Go through the listing and set it down exactly, leaving out its pictures.

------ Data section ------

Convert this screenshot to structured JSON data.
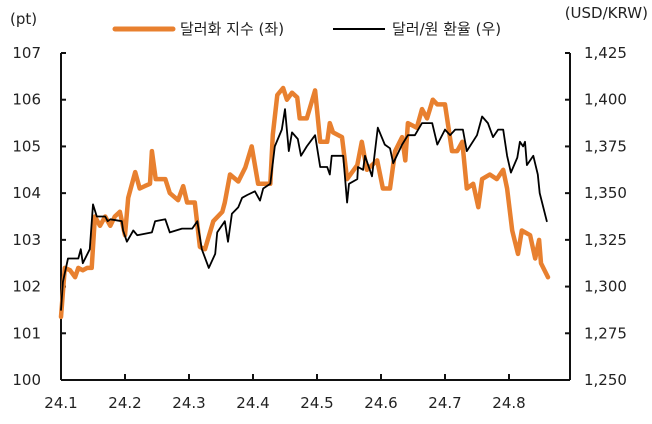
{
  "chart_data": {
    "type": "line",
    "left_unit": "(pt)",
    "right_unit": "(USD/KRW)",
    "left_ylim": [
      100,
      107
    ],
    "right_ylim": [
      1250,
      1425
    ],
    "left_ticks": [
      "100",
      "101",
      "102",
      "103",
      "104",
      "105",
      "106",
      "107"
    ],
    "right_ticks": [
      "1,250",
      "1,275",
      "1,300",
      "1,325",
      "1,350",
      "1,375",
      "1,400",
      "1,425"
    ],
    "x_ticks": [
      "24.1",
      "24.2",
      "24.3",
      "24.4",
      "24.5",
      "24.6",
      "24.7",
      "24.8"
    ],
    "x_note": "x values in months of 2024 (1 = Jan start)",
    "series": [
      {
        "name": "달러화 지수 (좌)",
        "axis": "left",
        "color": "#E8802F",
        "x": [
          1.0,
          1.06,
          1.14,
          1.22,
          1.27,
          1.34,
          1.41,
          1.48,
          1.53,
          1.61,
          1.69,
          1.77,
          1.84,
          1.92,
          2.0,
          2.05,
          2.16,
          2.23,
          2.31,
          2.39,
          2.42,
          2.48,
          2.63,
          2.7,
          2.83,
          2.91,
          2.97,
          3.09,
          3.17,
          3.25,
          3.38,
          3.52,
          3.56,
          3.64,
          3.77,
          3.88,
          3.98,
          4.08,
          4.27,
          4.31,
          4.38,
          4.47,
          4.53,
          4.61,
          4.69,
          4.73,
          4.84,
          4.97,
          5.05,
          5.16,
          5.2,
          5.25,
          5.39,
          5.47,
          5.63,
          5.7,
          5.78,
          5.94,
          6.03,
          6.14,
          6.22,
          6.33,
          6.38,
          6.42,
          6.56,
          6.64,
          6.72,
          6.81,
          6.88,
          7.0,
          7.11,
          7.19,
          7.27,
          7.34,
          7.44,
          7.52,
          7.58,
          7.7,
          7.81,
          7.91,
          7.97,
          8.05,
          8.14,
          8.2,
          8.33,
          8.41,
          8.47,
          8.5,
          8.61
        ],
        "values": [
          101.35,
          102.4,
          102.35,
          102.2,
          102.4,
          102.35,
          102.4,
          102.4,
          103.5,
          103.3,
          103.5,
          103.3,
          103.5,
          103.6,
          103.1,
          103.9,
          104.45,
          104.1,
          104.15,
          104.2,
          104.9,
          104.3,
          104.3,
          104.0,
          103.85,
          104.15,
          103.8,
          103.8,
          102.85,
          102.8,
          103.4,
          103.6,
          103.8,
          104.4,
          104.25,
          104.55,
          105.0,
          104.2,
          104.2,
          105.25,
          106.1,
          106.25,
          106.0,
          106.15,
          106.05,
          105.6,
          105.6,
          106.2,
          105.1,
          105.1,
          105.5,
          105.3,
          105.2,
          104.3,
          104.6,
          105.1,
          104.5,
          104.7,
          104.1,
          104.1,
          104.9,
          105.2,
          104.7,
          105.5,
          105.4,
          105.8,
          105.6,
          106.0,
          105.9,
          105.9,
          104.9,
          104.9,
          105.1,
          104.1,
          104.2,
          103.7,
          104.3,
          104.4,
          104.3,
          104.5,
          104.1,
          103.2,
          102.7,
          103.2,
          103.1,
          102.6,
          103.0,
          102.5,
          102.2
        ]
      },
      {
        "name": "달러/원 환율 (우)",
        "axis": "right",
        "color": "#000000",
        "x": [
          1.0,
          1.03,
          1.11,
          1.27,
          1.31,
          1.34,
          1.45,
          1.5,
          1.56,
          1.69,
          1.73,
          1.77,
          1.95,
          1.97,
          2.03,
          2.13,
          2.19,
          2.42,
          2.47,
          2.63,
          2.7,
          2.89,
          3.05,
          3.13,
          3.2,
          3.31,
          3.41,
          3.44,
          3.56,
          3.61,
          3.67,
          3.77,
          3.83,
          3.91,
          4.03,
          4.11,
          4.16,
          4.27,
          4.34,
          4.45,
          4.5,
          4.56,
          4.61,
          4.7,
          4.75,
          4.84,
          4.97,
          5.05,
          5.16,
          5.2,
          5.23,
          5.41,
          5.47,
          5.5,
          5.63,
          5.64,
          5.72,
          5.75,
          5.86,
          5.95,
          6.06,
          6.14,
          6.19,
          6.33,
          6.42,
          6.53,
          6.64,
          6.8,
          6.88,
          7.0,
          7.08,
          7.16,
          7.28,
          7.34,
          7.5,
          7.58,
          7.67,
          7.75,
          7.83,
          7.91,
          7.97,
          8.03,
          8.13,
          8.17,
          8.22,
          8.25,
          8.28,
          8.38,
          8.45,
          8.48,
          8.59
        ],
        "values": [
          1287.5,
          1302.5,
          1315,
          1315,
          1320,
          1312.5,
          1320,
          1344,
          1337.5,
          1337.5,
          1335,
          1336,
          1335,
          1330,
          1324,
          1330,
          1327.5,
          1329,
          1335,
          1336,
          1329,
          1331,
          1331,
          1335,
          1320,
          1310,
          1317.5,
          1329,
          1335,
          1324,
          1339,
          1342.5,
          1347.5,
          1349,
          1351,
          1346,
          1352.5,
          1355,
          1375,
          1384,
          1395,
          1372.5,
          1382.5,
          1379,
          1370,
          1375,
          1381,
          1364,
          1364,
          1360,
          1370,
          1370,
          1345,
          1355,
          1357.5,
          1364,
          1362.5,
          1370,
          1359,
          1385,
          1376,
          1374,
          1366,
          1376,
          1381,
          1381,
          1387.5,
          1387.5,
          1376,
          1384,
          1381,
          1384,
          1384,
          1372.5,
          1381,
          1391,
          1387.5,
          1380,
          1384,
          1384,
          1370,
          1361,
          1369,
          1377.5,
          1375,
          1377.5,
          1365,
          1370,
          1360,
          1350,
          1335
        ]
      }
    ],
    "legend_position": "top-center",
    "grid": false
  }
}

------

Solution to this problem
Convert this screenshot to structured JSON data.
{
  "chart_data": {
    "type": "line",
    "left_unit": "(pt)",
    "right_unit": "(USD/KRW)",
    "left_ylim": [
      100,
      107
    ],
    "right_ylim": [
      1250,
      1425
    ],
    "left_ticks": [
      "100",
      "101",
      "102",
      "103",
      "104",
      "105",
      "106",
      "107"
    ],
    "right_ticks": [
      "1,250",
      "1,275",
      "1,300",
      "1,325",
      "1,350",
      "1,375",
      "1,400",
      "1,425"
    ],
    "x_ticks": [
      "24.1",
      "24.2",
      "24.3",
      "24.4",
      "24.5",
      "24.6",
      "24.7",
      "24.8"
    ],
    "x_note": "x values in months of 2024 (1 = Jan start)",
    "series": [
      {
        "name": "달러화 지수 (좌)",
        "axis": "left",
        "color": "#E8802F",
        "x": [
          1.0,
          1.06,
          1.14,
          1.22,
          1.27,
          1.34,
          1.41,
          1.48,
          1.53,
          1.61,
          1.69,
          1.77,
          1.84,
          1.92,
          2.0,
          2.05,
          2.16,
          2.23,
          2.31,
          2.39,
          2.42,
          2.48,
          2.63,
          2.7,
          2.83,
          2.91,
          2.97,
          3.09,
          3.17,
          3.25,
          3.38,
          3.52,
          3.56,
          3.64,
          3.77,
          3.88,
          3.98,
          4.08,
          4.27,
          4.31,
          4.38,
          4.47,
          4.53,
          4.61,
          4.69,
          4.73,
          4.84,
          4.97,
          5.05,
          5.16,
          5.2,
          5.25,
          5.39,
          5.47,
          5.63,
          5.7,
          5.78,
          5.94,
          6.03,
          6.14,
          6.22,
          6.33,
          6.38,
          6.42,
          6.56,
          6.64,
          6.72,
          6.81,
          6.88,
          7.0,
          7.11,
          7.19,
          7.27,
          7.34,
          7.44,
          7.52,
          7.58,
          7.7,
          7.81,
          7.91,
          7.97,
          8.05,
          8.14,
          8.2,
          8.33,
          8.41,
          8.47,
          8.5,
          8.61
        ],
        "values": [
          101.35,
          102.4,
          102.35,
          102.2,
          102.4,
          102.35,
          102.4,
          102.4,
          103.5,
          103.3,
          103.5,
          103.3,
          103.5,
          103.6,
          103.1,
          103.9,
          104.45,
          104.1,
          104.15,
          104.2,
          104.9,
          104.3,
          104.3,
          104.0,
          103.85,
          104.15,
          103.8,
          103.8,
          102.85,
          102.8,
          103.4,
          103.6,
          103.8,
          104.4,
          104.25,
          104.55,
          105.0,
          104.2,
          104.2,
          105.25,
          106.1,
          106.25,
          106.0,
          106.15,
          106.05,
          105.6,
          105.6,
          106.2,
          105.1,
          105.1,
          105.5,
          105.3,
          105.2,
          104.3,
          104.6,
          105.1,
          104.5,
          104.7,
          104.1,
          104.1,
          104.9,
          105.2,
          104.7,
          105.5,
          105.4,
          105.8,
          105.6,
          106.0,
          105.9,
          105.9,
          104.9,
          104.9,
          105.1,
          104.1,
          104.2,
          103.7,
          104.3,
          104.4,
          104.3,
          104.5,
          104.1,
          103.2,
          102.7,
          103.2,
          103.1,
          102.6,
          103.0,
          102.5,
          102.2
        ]
      },
      {
        "name": "달러/원 환율 (우)",
        "axis": "right",
        "color": "#000000",
        "x": [
          1.0,
          1.03,
          1.11,
          1.27,
          1.31,
          1.34,
          1.45,
          1.5,
          1.56,
          1.69,
          1.73,
          1.77,
          1.95,
          1.97,
          2.03,
          2.13,
          2.19,
          2.42,
          2.47,
          2.63,
          2.7,
          2.89,
          3.05,
          3.13,
          3.2,
          3.31,
          3.41,
          3.44,
          3.56,
          3.61,
          3.67,
          3.77,
          3.83,
          3.91,
          4.03,
          4.11,
          4.16,
          4.27,
          4.34,
          4.45,
          4.5,
          4.56,
          4.61,
          4.7,
          4.75,
          4.84,
          4.97,
          5.05,
          5.16,
          5.2,
          5.23,
          5.41,
          5.47,
          5.5,
          5.63,
          5.64,
          5.72,
          5.75,
          5.86,
          5.95,
          6.06,
          6.14,
          6.19,
          6.33,
          6.42,
          6.53,
          6.64,
          6.8,
          6.88,
          7.0,
          7.08,
          7.16,
          7.28,
          7.34,
          7.5,
          7.58,
          7.67,
          7.75,
          7.83,
          7.91,
          7.97,
          8.03,
          8.13,
          8.17,
          8.22,
          8.25,
          8.28,
          8.38,
          8.45,
          8.48,
          8.59
        ],
        "values": [
          1287.5,
          1302.5,
          1315,
          1315,
          1320,
          1312.5,
          1320,
          1344,
          1337.5,
          1337.5,
          1335,
          1336,
          1335,
          1330,
          1324,
          1330,
          1327.5,
          1329,
          1335,
          1336,
          1329,
          1331,
          1331,
          1335,
          1320,
          1310,
          1317.5,
          1329,
          1335,
          1324,
          1339,
          1342.5,
          1347.5,
          1349,
          1351,
          1346,
          1352.5,
          1355,
          1375,
          1384,
          1395,
          1372.5,
          1382.5,
          1379,
          1370,
          1375,
          1381,
          1364,
          1364,
          1360,
          1370,
          1370,
          1345,
          1355,
          1357.5,
          1364,
          1362.5,
          1370,
          1359,
          1385,
          1376,
          1374,
          1366,
          1376,
          1381,
          1381,
          1387.5,
          1387.5,
          1376,
          1384,
          1381,
          1384,
          1384,
          1372.5,
          1381,
          1391,
          1387.5,
          1380,
          1384,
          1384,
          1370,
          1361,
          1369,
          1377.5,
          1375,
          1377.5,
          1365,
          1370,
          1360,
          1350,
          1335
        ]
      }
    ],
    "legend_position": "top-center",
    "grid": false
  }
}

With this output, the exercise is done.